::: DATA TO USE

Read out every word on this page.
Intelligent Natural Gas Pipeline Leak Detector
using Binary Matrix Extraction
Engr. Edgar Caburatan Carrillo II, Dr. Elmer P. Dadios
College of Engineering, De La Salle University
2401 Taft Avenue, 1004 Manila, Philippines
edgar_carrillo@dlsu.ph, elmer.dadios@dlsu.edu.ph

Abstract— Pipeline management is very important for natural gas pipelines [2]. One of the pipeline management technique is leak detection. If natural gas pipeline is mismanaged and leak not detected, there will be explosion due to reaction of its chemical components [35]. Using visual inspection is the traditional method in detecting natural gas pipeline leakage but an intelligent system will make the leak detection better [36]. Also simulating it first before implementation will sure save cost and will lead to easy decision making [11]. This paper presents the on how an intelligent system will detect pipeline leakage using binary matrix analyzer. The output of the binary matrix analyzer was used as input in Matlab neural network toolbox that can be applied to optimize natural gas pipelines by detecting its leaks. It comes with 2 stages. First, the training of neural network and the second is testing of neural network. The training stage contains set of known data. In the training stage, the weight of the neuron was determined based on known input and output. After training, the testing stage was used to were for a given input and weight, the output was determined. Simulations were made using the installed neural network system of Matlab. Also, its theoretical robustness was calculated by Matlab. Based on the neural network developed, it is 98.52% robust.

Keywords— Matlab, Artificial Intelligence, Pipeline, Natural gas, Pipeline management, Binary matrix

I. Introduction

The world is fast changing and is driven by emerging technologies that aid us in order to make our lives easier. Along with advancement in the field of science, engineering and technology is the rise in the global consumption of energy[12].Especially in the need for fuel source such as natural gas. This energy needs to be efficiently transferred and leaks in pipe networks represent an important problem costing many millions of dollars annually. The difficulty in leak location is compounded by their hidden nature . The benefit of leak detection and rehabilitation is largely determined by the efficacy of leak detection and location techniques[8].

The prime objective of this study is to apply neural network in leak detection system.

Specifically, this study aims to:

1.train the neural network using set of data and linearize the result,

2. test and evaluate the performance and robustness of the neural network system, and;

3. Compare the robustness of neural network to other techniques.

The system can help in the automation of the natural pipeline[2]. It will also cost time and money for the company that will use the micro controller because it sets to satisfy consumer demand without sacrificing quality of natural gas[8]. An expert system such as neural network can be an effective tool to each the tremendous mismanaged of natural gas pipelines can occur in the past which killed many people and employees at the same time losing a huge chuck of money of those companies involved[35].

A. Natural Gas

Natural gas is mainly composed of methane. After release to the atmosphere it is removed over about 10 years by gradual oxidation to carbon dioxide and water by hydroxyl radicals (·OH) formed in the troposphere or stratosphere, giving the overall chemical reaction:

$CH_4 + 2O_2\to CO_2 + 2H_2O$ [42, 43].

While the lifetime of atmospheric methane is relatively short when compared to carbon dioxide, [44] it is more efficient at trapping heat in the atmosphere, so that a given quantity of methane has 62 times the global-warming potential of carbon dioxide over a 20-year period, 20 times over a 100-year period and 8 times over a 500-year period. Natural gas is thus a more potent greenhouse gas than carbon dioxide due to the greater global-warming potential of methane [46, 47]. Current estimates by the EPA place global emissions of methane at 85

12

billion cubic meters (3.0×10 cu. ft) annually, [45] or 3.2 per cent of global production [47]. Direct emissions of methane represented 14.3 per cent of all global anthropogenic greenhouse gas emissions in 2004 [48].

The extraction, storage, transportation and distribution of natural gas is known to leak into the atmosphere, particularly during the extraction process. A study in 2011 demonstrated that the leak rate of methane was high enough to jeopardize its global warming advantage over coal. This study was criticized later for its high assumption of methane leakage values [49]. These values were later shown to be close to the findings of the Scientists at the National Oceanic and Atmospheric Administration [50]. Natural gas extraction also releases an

::::::

TASK STATEMENT: Check all the records above and select each line where the string "dioxide" is found.

EXERCISE RESULT:
Natural gas is mainly composed of methane. After release to the atmosphere it is removed over about 10 years by gradual oxidation to carbon dioxide and water by hydroxyl radicals (·OH) formed in the troposphere or stratosphere, giving the overall chemical reaction:
While the lifetime of atmospheric methane is relatively short when compared to carbon dioxide, [44] it is more efficient at trapping heat in the atmosphere, so that a given quantity of methane has 62 times the global-warming potential of carbon dioxide over a 20-year period, 20 times over a 100-year period and 8 times over a 500-year period. Natural gas is thus a more potent greenhouse gas than carbon dioxide due to the greater global-warming potential of methane [46, 47]. Current estimates by the EPA place global emissions of methane at 85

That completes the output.